### WHAT THE TASK REQUIRES
Gather the lines from the material that contain "działalności".

### RECORDS SUPPLIED
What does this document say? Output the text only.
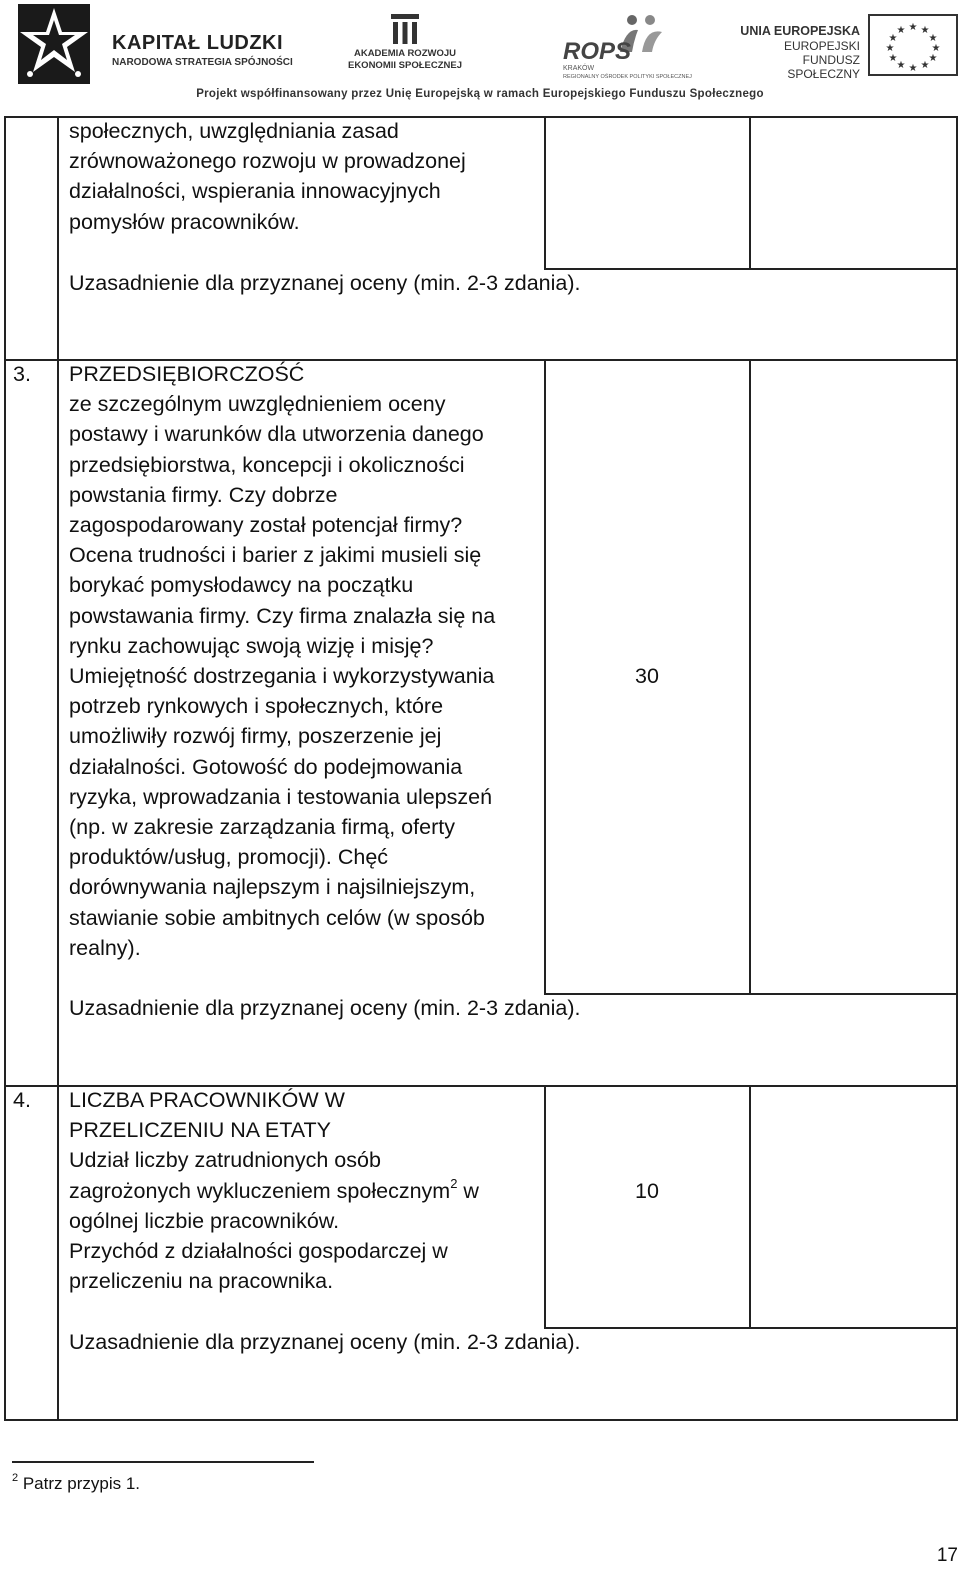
KAPITAŁ LUDZKI
NARODOWA STRATEGIA SPÓJNOŚCI
AKADEMIA ROZWOJU
EKONOMII SPOŁECZNEJ
ROPS
KRAKÓW
REGIONALNY OŚRODEK POLITYKI SPOŁECZNEJ
UNIA EUROPEJSKA
EUROPEJSKI
FUNDUSZ SPOŁECZNY
★ ★
★
★
★
★
★
★
★
★
★
★
Projekt współfinansowany przez Unię Europejską w ramach Europejskiego Funduszu Społecznego
społecznych, uwzględniania zasad
zrównoważonego rozwoju w prowadzonej
działalności, wspierania innowacyjnych
pomysłów pracowników.
Uzasadnienie dla przyznanej oceny (min. 2-3 zdania).
3. PRZEDSIĘBIORCZOŚĆ
ze szczególnym uwzględnieniem oceny
postawy i warunków dla utworzenia danego
przedsiębiorstwa, koncepcji i okoliczności
powstania firmy. Czy dobrze
zagospodarowany został potencjał firmy?
Ocena trudności i barier z jakimi musieli się
borykać pomysłodawcy na początku
powstawania firmy. Czy firma znalazła się na
rynku zachowując swoją wizję i misję?
Umiejętność dostrzegania i wykorzystywania
potrzeb rynkowych i społecznych, które
umożliwiły rozwój firmy, poszerzenie jej
działalności. Gotowość do podejmowania
ryzyka, wprowadzania i testowania ulepszeń
(np. w zakresie zarządzania firmą, oferty
produktów/usług, promocji). Chęć
dorównywania najlepszym i najsilniejszym,
stawianie sobie ambitnych celów (w sposób
realny).
30
Uzasadnienie dla przyznanej oceny (min. 2-3 zdania).
4. LICZBA PRACOWNIKÓW W
PRZELICZENIU NA ETATY
Udział liczby zatrudnionych osób
zagrożonych wykluczeniem społecznym$^2$ w
ogólnej liczbie pracowników.
Przychód z działalności gospodarczej w
przeliczeniu na pracownika.
10
Uzasadnienie dla przyznanej oceny (min. 2-3 zdania).
$^2$ Patrz przypis 1.
17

### FINAL RESULT
działalności, wspierania innowacyjnych
działalności. Gotowość do podejmowania
Przychód z działalności gospodarczej w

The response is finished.